#### Do this
Word for word, set down the records and skip each picture.

Data records:
= = =
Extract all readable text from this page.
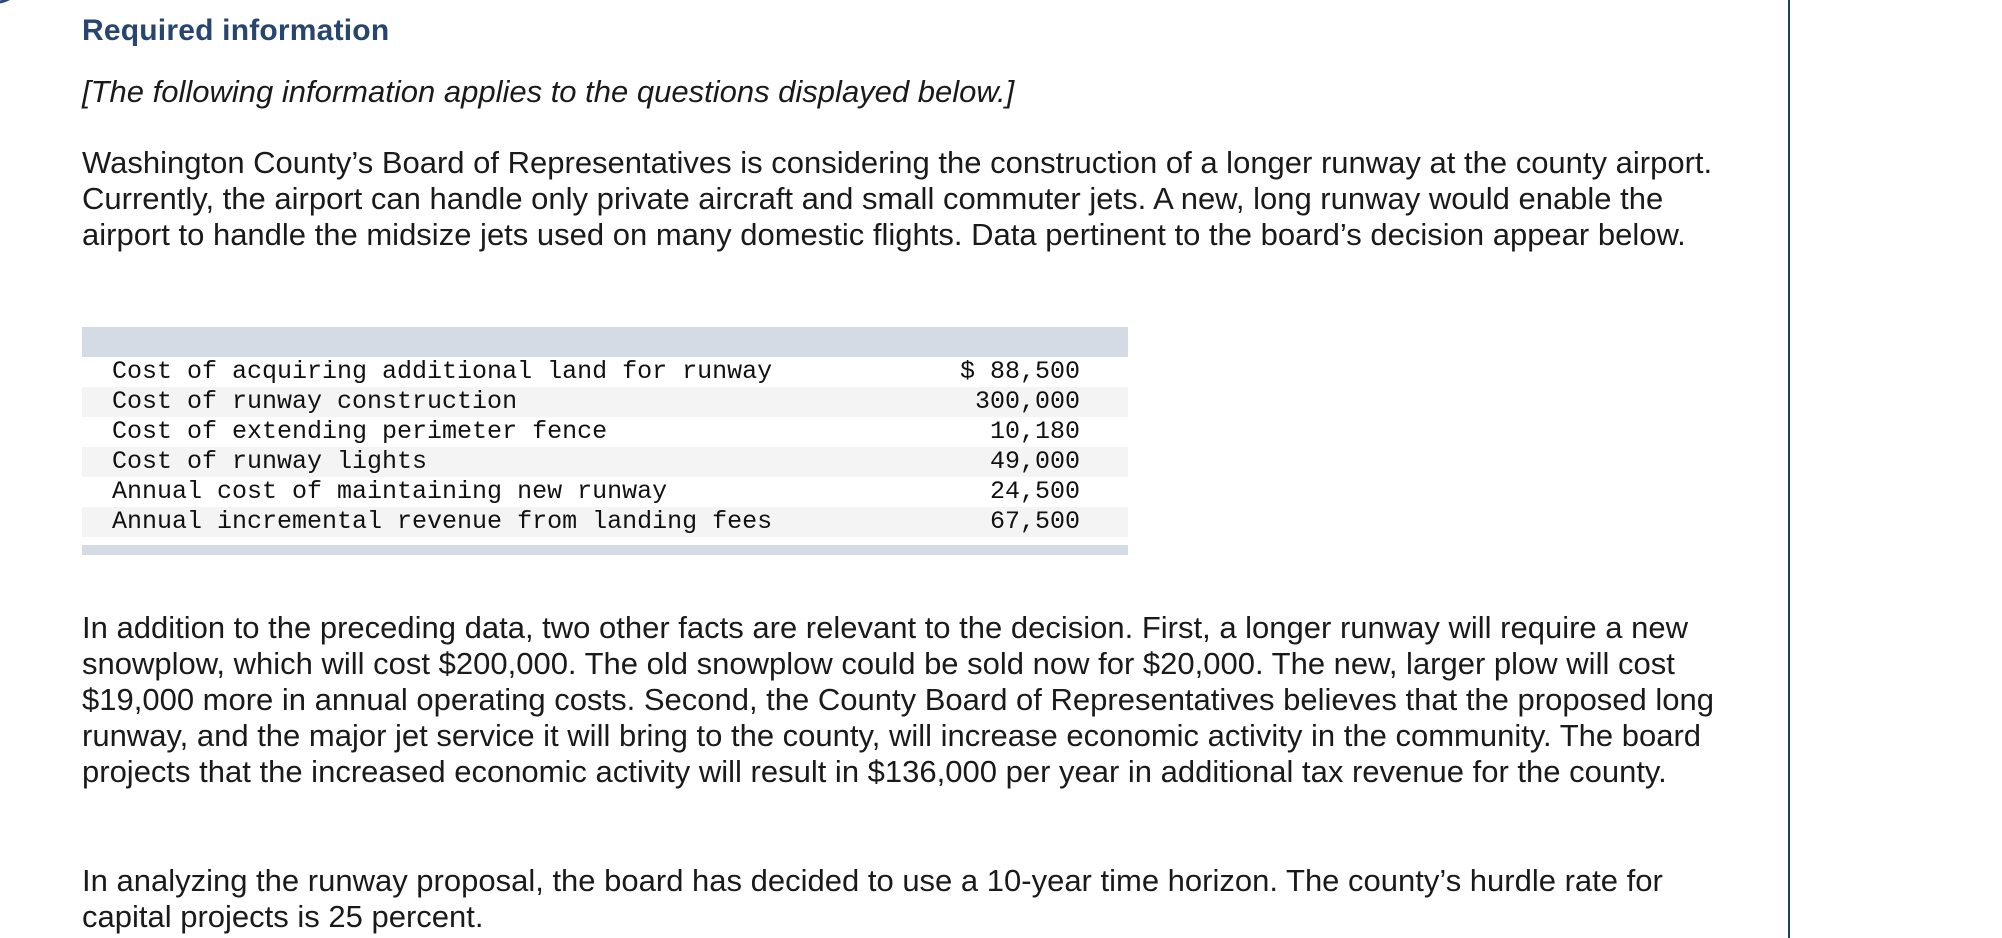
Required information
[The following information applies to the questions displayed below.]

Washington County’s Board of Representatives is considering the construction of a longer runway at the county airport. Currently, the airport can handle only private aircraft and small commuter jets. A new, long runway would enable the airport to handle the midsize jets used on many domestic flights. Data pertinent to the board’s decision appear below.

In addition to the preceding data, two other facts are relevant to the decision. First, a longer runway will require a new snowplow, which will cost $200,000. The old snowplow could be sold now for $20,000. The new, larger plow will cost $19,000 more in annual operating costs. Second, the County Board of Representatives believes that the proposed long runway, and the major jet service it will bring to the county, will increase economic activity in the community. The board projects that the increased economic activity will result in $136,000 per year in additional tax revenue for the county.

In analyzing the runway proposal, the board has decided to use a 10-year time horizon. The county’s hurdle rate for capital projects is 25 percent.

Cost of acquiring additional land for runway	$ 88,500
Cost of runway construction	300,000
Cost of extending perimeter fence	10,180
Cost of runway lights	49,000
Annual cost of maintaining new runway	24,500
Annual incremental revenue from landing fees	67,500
= = =
#### Response for this exercise
Extract all readable text from this page.
Required information
[The following information applies to the questions displayed below.]

Washington County’s Board of Representatives is considering the construction of a longer runway at the county airport. Currently, the airport can handle only private aircraft and small commuter jets. A new, long runway would enable the airport to handle the midsize jets used on many domestic flights. Data pertinent to the board’s decision appear below.

In addition to the preceding data, two other facts are relevant to the decision. First, a longer runway will require a new snowplow, which will cost $200,000. The old snowplow could be sold now for $20,000. The new, larger plow will cost $19,000 more in annual operating costs. Second, the County Board of Representatives believes that the proposed long runway, and the major jet service it will bring to the county, will increase economic activity in the community. The board projects that the increased economic activity will result in $136,000 per year in additional tax revenue for the county.

In analyzing the runway proposal, the board has decided to use a 10-year time horizon. The county’s hurdle rate for capital projects is 25 percent.

Cost of acquiring additional land for runway	$ 88,500
Cost of runway construction	300,000
Cost of extending perimeter fence	10,180
Cost of runway lights	49,000
Annual cost of maintaining new runway	24,500
Annual incremental revenue from landing fees	67,500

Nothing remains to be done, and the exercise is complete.